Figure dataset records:

┄┄┄┄┄┄

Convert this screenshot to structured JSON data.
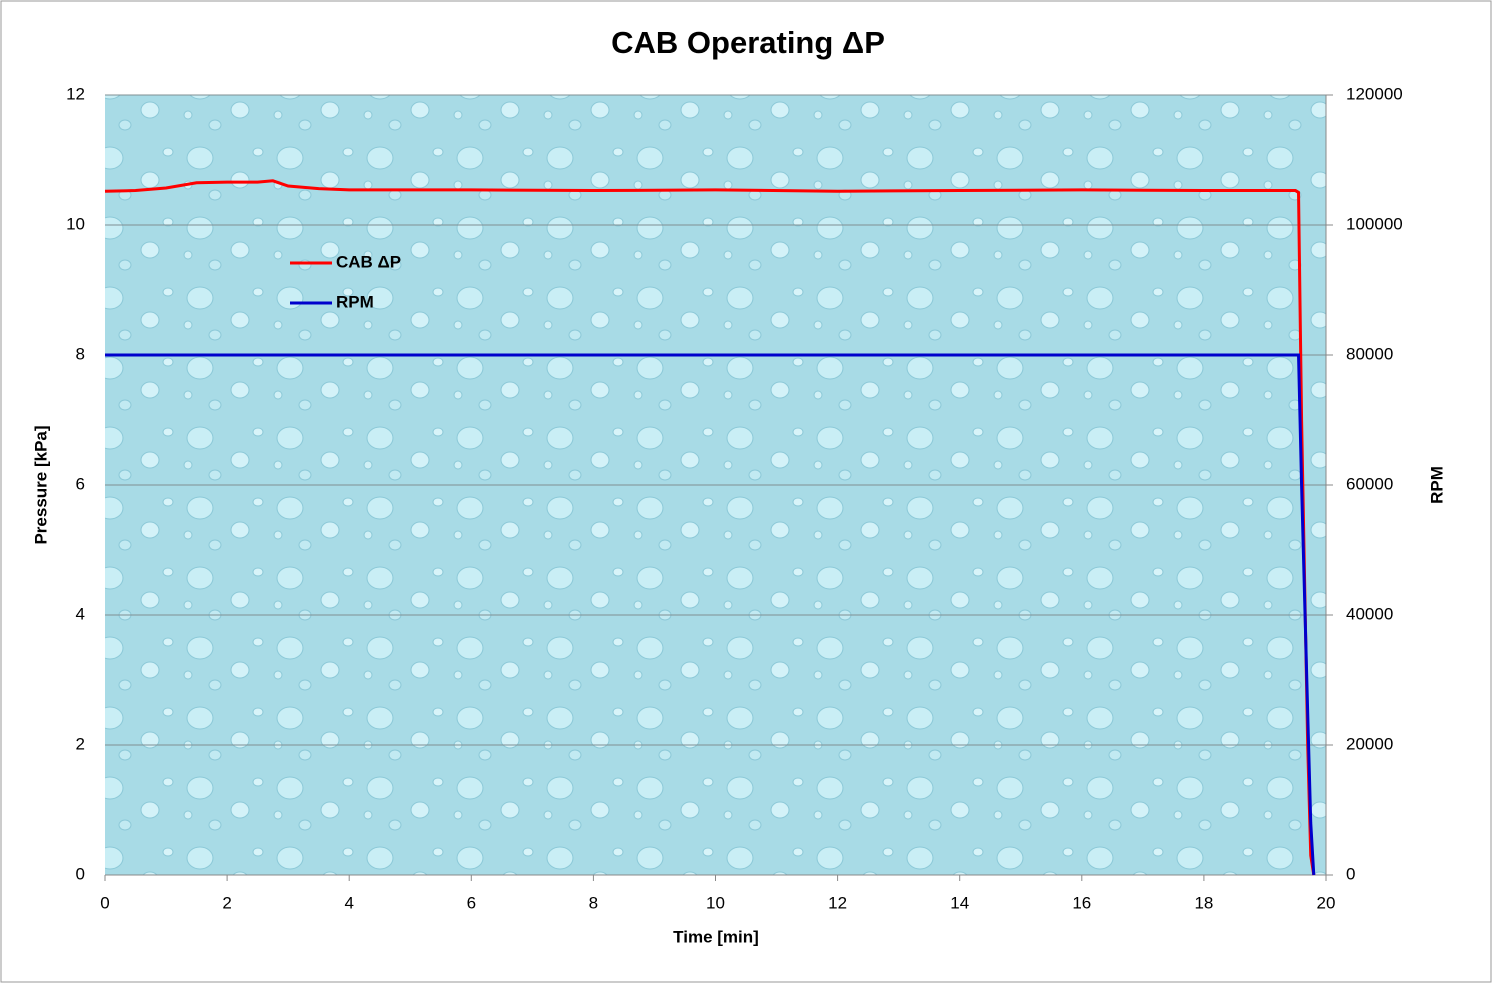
{
  "chart_data": {
    "type": "line",
    "title": "CAB Operating ΔP",
    "x_label": "Time [min]",
    "y_label": "Pressure [kPa]",
    "y2_label": "RPM",
    "x": [
      0,
      0.5,
      1,
      1.5,
      2,
      2.5,
      2.75,
      3,
      3.5,
      4,
      6,
      8,
      10,
      12,
      14,
      16,
      18,
      19.5,
      19.55,
      19.6,
      19.7,
      19.75,
      19.8
    ],
    "series": [
      {
        "name": "CAB ΔP",
        "color": "#ff0000",
        "values": [
          10.52,
          10.53,
          10.57,
          10.65,
          10.66,
          10.66,
          10.68,
          10.6,
          10.56,
          10.54,
          10.54,
          10.53,
          10.54,
          10.52,
          10.53,
          10.54,
          10.53,
          10.53,
          10.5,
          7,
          2,
          0.3,
          0
        ]
      },
      {
        "name": "RPM",
        "color": "#0000cc",
        "axis": "y2",
        "values": [
          80000,
          80000,
          80000,
          80000,
          80000,
          80000,
          80000,
          80000,
          80000,
          80000,
          80000,
          80000,
          80000,
          80000,
          80000,
          80000,
          80000,
          80000,
          80000,
          60000,
          25000,
          8000,
          0
        ]
      }
    ],
    "xlim": [
      0,
      20
    ],
    "xticks": [
      0,
      2,
      4,
      6,
      8,
      10,
      12,
      14,
      16,
      18,
      20
    ],
    "ylim": [
      0,
      12
    ],
    "yticks": [
      0,
      2,
      4,
      6,
      8,
      10,
      12
    ],
    "y2lim": [
      0,
      120000
    ],
    "y2ticks": [
      0,
      20000,
      40000,
      60000,
      80000,
      100000,
      120000
    ],
    "grid": true
  }
}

┄┄┄┄┄┄

WHAT THE TASK REQUIRES: Leaving all pictures aside, quote each record exactly.

RESPONSE BELOW:
Convert this screenshot to structured JSON data.
{
  "chart_data": {
    "type": "line",
    "title": "CAB Operating ΔP",
    "x_label": "Time [min]",
    "y_label": "Pressure [kPa]",
    "y2_label": "RPM",
    "x": [
      0,
      0.5,
      1,
      1.5,
      2,
      2.5,
      2.75,
      3,
      3.5,
      4,
      6,
      8,
      10,
      12,
      14,
      16,
      18,
      19.5,
      19.55,
      19.6,
      19.7,
      19.75,
      19.8
    ],
    "series": [
      {
        "name": "CAB ΔP",
        "color": "#ff0000",
        "values": [
          10.52,
          10.53,
          10.57,
          10.65,
          10.66,
          10.66,
          10.68,
          10.6,
          10.56,
          10.54,
          10.54,
          10.53,
          10.54,
          10.52,
          10.53,
          10.54,
          10.53,
          10.53,
          10.5,
          7,
          2,
          0.3,
          0
        ]
      },
      {
        "name": "RPM",
        "color": "#0000cc",
        "axis": "y2",
        "values": [
          80000,
          80000,
          80000,
          80000,
          80000,
          80000,
          80000,
          80000,
          80000,
          80000,
          80000,
          80000,
          80000,
          80000,
          80000,
          80000,
          80000,
          80000,
          80000,
          60000,
          25000,
          8000,
          0
        ]
      }
    ],
    "xlim": [
      0,
      20
    ],
    "xticks": [
      0,
      2,
      4,
      6,
      8,
      10,
      12,
      14,
      16,
      18,
      20
    ],
    "ylim": [
      0,
      12
    ],
    "yticks": [
      0,
      2,
      4,
      6,
      8,
      10,
      12
    ],
    "y2lim": [
      0,
      120000
    ],
    "y2ticks": [
      0,
      20000,
      40000,
      60000,
      80000,
      100000,
      120000
    ],
    "grid": true
  }
}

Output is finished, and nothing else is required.